_Task requirements_
Please quote every line word for word.

=====

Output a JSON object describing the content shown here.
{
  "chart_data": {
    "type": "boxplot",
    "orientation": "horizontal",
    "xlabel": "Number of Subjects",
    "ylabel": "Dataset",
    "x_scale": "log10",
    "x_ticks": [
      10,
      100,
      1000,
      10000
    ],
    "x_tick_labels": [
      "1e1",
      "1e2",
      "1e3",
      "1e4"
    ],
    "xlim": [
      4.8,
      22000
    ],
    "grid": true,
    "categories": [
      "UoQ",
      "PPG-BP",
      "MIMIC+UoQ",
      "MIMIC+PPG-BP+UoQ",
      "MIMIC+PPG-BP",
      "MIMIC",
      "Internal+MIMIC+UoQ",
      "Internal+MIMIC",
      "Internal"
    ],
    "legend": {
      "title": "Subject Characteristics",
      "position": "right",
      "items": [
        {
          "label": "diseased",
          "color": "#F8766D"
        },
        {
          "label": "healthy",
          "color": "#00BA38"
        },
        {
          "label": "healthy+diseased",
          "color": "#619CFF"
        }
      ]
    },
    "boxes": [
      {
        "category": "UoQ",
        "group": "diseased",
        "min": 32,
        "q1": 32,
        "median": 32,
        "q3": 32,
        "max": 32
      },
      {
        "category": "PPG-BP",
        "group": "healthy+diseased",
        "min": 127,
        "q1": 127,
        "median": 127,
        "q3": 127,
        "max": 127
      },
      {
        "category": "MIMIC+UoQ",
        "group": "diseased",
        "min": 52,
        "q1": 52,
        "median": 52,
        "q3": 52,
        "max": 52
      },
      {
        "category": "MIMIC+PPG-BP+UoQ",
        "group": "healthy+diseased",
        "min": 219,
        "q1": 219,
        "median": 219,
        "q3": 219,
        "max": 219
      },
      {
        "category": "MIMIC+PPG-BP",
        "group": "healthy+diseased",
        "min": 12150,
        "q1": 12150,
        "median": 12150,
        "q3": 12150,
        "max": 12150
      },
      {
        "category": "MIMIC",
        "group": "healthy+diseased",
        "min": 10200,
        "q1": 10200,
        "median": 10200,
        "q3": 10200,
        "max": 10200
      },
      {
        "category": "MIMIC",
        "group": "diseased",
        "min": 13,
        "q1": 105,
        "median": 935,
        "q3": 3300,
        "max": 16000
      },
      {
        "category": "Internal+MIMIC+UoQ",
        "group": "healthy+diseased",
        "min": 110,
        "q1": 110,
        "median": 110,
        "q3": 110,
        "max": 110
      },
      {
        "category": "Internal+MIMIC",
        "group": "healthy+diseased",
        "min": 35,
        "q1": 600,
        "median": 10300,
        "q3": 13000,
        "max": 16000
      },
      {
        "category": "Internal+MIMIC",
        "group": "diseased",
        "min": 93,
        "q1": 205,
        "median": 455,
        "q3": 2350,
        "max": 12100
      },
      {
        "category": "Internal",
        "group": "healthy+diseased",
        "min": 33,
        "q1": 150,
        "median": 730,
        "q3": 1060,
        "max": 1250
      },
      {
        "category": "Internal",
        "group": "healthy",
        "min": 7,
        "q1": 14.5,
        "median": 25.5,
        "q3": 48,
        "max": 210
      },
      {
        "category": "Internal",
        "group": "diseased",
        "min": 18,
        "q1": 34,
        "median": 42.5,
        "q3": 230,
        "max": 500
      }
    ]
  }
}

=====

_Output of the exercise_
Output a JSON object describing the content shown here.
{
  "chart_data": {
    "type": "boxplot",
    "orientation": "horizontal",
    "xlabel": "Number of Subjects",
    "ylabel": "Dataset",
    "x_scale": "log10",
    "x_ticks": [
      10,
      100,
      1000,
      10000
    ],
    "x_tick_labels": [
      "1e1",
      "1e2",
      "1e3",
      "1e4"
    ],
    "xlim": [
      4.8,
      22000
    ],
    "grid": true,
    "categories": [
      "UoQ",
      "PPG-BP",
      "MIMIC+UoQ",
      "MIMIC+PPG-BP+UoQ",
      "MIMIC+PPG-BP",
      "MIMIC",
      "Internal+MIMIC+UoQ",
      "Internal+MIMIC",
      "Internal"
    ],
    "legend": {
      "title": "Subject Characteristics",
      "position": "right",
      "items": [
        {
          "label": "diseased",
          "color": "#F8766D"
        },
        {
          "label": "healthy",
          "color": "#00BA38"
        },
        {
          "label": "healthy+diseased",
          "color": "#619CFF"
        }
      ]
    },
    "boxes": [
      {
        "category": "UoQ",
        "group": "diseased",
        "min": 32,
        "q1": 32,
        "median": 32,
        "q3": 32,
        "max": 32
      },
      {
        "category": "PPG-BP",
        "group": "healthy+diseased",
        "min": 127,
        "q1": 127,
        "median": 127,
        "q3": 127,
        "max": 127
      },
      {
        "category": "MIMIC+UoQ",
        "group": "diseased",
        "min": 52,
        "q1": 52,
        "median": 52,
        "q3": 52,
        "max": 52
      },
      {
        "category": "MIMIC+PPG-BP+UoQ",
        "group": "healthy+diseased",
        "min": 219,
        "q1": 219,
        "median": 219,
        "q3": 219,
        "max": 219
      },
      {
        "category": "MIMIC+PPG-BP",
        "group": "healthy+diseased",
        "min": 12150,
        "q1": 12150,
        "median": 12150,
        "q3": 12150,
        "max": 12150
      },
      {
        "category": "MIMIC",
        "group": "healthy+diseased",
        "min": 10200,
        "q1": 10200,
        "median": 10200,
        "q3": 10200,
        "max": 10200
      },
      {
        "category": "MIMIC",
        "group": "diseased",
        "min": 13,
        "q1": 105,
        "median": 935,
        "q3": 3300,
        "max": 16000
      },
      {
        "category": "Internal+MIMIC+UoQ",
        "group": "healthy+diseased",
        "min": 110,
        "q1": 110,
        "median": 110,
        "q3": 110,
        "max": 110
      },
      {
        "category": "Internal+MIMIC",
        "group": "healthy+diseased",
        "min": 35,
        "q1": 600,
        "median": 10300,
        "q3": 13000,
        "max": 16000
      },
      {
        "category": "Internal+MIMIC",
        "group": "diseased",
        "min": 93,
        "q1": 205,
        "median": 455,
        "q3": 2350,
        "max": 12100
      },
      {
        "category": "Internal",
        "group": "healthy+diseased",
        "min": 33,
        "q1": 150,
        "median": 730,
        "q3": 1060,
        "max": 1250
      },
      {
        "category": "Internal",
        "group": "healthy",
        "min": 7,
        "q1": 14.5,
        "median": 25.5,
        "q3": 48,
        "max": 210
      },
      {
        "category": "Internal",
        "group": "diseased",
        "min": 18,
        "q1": 34,
        "median": 42.5,
        "q3": 230,
        "max": 500
      }
    ]
  }
}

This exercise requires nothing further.